*** DATA LINES
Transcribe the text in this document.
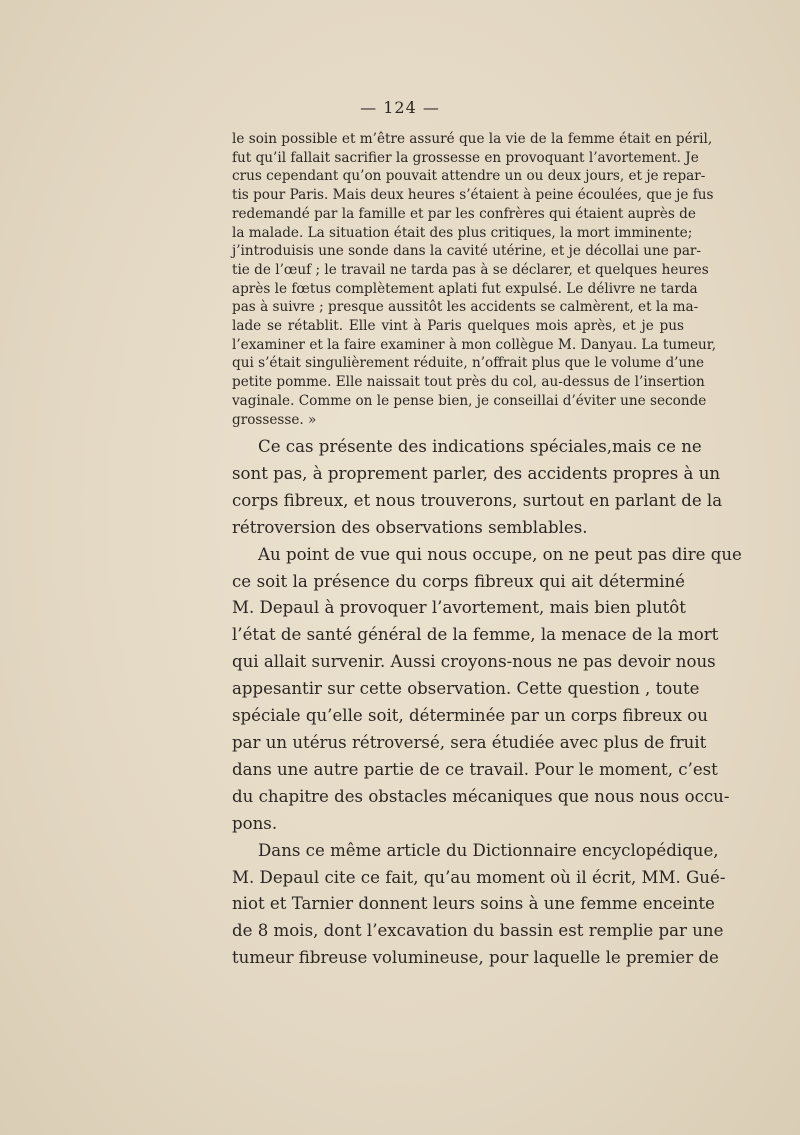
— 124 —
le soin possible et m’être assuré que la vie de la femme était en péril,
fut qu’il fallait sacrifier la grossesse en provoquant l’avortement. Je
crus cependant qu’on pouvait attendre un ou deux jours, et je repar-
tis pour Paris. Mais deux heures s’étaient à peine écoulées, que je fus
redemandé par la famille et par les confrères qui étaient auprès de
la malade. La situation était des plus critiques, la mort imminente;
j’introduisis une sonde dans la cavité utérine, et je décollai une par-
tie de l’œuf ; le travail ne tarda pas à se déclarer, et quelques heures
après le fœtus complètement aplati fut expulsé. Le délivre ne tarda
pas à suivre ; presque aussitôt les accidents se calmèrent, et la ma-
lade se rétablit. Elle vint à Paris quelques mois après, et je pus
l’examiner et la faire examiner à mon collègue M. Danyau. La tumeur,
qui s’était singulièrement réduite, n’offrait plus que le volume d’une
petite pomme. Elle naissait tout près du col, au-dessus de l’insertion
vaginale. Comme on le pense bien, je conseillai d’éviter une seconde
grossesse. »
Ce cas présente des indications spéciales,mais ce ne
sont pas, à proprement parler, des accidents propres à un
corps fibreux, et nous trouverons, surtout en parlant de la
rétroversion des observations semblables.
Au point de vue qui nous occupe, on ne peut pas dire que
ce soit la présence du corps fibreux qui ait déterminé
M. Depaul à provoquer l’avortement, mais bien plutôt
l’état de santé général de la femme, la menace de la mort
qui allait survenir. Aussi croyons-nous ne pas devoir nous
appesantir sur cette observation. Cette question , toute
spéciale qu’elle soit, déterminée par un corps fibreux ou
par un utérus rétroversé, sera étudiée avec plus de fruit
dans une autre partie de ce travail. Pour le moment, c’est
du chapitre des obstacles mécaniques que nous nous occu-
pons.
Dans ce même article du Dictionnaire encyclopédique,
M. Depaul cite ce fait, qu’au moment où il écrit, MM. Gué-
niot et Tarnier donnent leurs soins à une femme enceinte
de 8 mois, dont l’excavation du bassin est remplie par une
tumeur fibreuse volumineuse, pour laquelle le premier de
******
WHAT THE TASK ASKS. Pictures in the records must not appear in the copy; transcribe everything else precisely.

WRITTEN REPLY.
Transcribe the text in this document.
— 124 —
le soin possible et m’être assuré que la vie de la femme était en péril,
fut qu’il fallait sacrifier la grossesse en provoquant l’avortement. Je
crus cependant qu’on pouvait attendre un ou deux jours, et je repar-
tis pour Paris. Mais deux heures s’étaient à peine écoulées, que je fus
redemandé par la famille et par les confrères qui étaient auprès de
la malade. La situation était des plus critiques, la mort imminente;
j’introduisis une sonde dans la cavité utérine, et je décollai une par-
tie de l’œuf ; le travail ne tarda pas à se déclarer, et quelques heures
après le fœtus complètement aplati fut expulsé. Le délivre ne tarda
pas à suivre ; presque aussitôt les accidents se calmèrent, et la ma-
lade se rétablit. Elle vint à Paris quelques mois après, et je pus
l’examiner et la faire examiner à mon collègue M. Danyau. La tumeur,
qui s’était singulièrement réduite, n’offrait plus que le volume d’une
petite pomme. Elle naissait tout près du col, au-dessus de l’insertion
vaginale. Comme on le pense bien, je conseillai d’éviter une seconde
grossesse. »
Ce cas présente des indications spéciales,mais ce ne
sont pas, à proprement parler, des accidents propres à un
corps fibreux, et nous trouverons, surtout en parlant de la
rétroversion des observations semblables.
Au point de vue qui nous occupe, on ne peut pas dire que
ce soit la présence du corps fibreux qui ait déterminé
M. Depaul à provoquer l’avortement, mais bien plutôt
l’état de santé général de la femme, la menace de la mort
qui allait survenir. Aussi croyons-nous ne pas devoir nous
appesantir sur cette observation. Cette question , toute
spéciale qu’elle soit, déterminée par un corps fibreux ou
par un utérus rétroversé, sera étudiée avec plus de fruit
dans une autre partie de ce travail. Pour le moment, c’est
du chapitre des obstacles mécaniques que nous nous occu-
pons.
Dans ce même article du Dictionnaire encyclopédique,
M. Depaul cite ce fait, qu’au moment où il écrit, MM. Gué-
niot et Tarnier donnent leurs soins à une femme enceinte
de 8 mois, dont l’excavation du bassin est remplie par une
tumeur fibreuse volumineuse, pour laquelle le premier de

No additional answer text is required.